-------- DATA ENTRIES --------

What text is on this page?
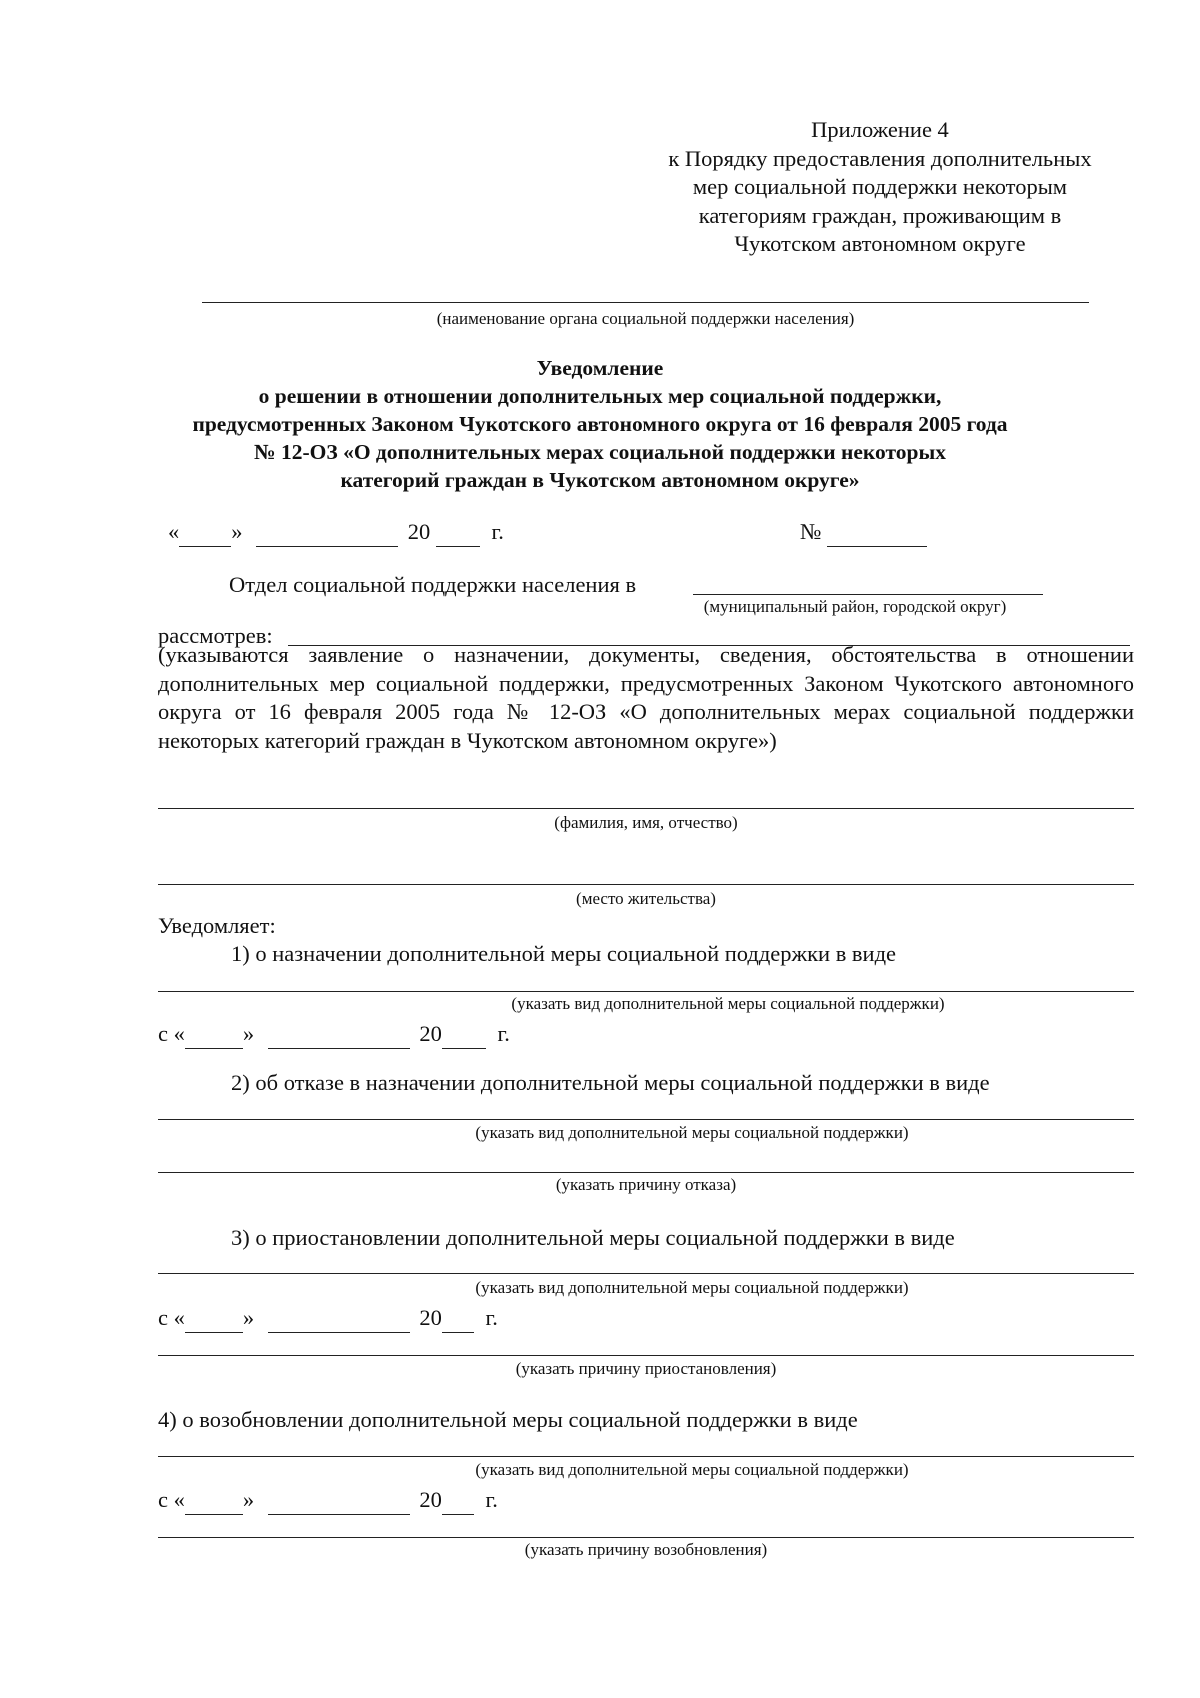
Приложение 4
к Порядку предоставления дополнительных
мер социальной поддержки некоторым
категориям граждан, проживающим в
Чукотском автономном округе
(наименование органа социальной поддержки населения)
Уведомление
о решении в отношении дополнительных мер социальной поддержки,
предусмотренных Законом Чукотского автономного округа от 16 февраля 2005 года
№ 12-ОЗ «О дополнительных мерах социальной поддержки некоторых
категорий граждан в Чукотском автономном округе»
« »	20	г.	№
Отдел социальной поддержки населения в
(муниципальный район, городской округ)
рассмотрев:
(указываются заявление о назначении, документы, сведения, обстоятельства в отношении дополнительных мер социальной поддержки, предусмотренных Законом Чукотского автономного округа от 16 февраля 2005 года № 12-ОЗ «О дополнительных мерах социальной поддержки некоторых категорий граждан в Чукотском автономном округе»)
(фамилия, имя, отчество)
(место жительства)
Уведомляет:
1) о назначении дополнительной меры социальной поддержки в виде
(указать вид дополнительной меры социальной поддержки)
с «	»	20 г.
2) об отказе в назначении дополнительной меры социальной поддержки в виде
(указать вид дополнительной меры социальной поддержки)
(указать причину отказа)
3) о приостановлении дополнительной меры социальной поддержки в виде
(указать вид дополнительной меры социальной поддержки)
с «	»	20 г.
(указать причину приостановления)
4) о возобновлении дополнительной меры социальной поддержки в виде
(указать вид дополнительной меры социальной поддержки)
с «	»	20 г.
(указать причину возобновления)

--------
-------- DATA ENTRIES --------

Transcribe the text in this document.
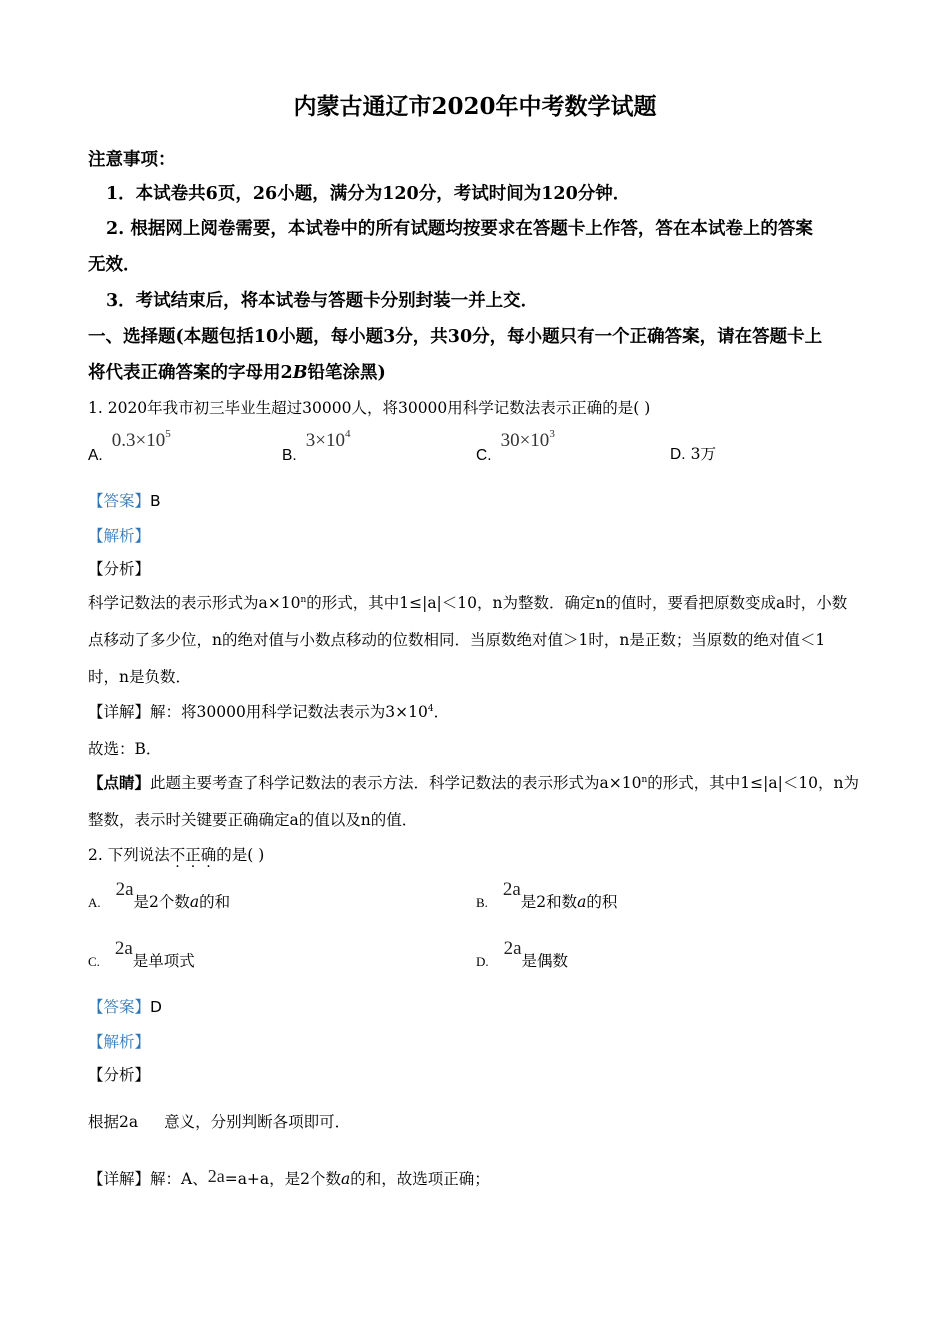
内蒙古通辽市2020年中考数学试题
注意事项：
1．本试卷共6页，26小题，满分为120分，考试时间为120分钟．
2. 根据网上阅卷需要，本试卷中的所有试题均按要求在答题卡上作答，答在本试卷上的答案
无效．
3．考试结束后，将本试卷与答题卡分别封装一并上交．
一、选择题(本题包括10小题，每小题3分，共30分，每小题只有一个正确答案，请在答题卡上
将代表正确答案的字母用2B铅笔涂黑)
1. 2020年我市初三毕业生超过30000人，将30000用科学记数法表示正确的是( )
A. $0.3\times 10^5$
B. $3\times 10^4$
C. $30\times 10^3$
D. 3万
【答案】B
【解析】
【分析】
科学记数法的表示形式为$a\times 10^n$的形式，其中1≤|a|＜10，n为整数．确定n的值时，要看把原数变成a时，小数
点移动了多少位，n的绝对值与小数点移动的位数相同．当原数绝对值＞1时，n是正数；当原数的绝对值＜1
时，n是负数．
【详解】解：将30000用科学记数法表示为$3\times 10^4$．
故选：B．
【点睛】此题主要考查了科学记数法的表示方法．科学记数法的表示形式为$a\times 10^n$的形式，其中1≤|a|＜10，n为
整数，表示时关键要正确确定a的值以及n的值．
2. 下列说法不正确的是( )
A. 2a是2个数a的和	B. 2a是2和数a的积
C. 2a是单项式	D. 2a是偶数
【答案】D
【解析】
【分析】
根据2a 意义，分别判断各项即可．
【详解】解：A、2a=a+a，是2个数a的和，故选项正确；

--------

● **WHAT TO WORK ON**
Filter the records, keeping only lines that contain "года", and show those lines.

● **RESULT OF THE EXERCISE**
предусмотренных Законом Чукотского автономного округа от 16 февраля 2005 года
(указываются заявление о назначении, документы, сведения, обстоятельства в отношении дополнительных мер социальной поддержки, предусмотренных Законом Чукотского автономного округа от 16 февраля 2005 года № 12-ОЗ «О дополнительных мерах социальной поддержки некоторых категорий граждан в Чукотском автономном округе»)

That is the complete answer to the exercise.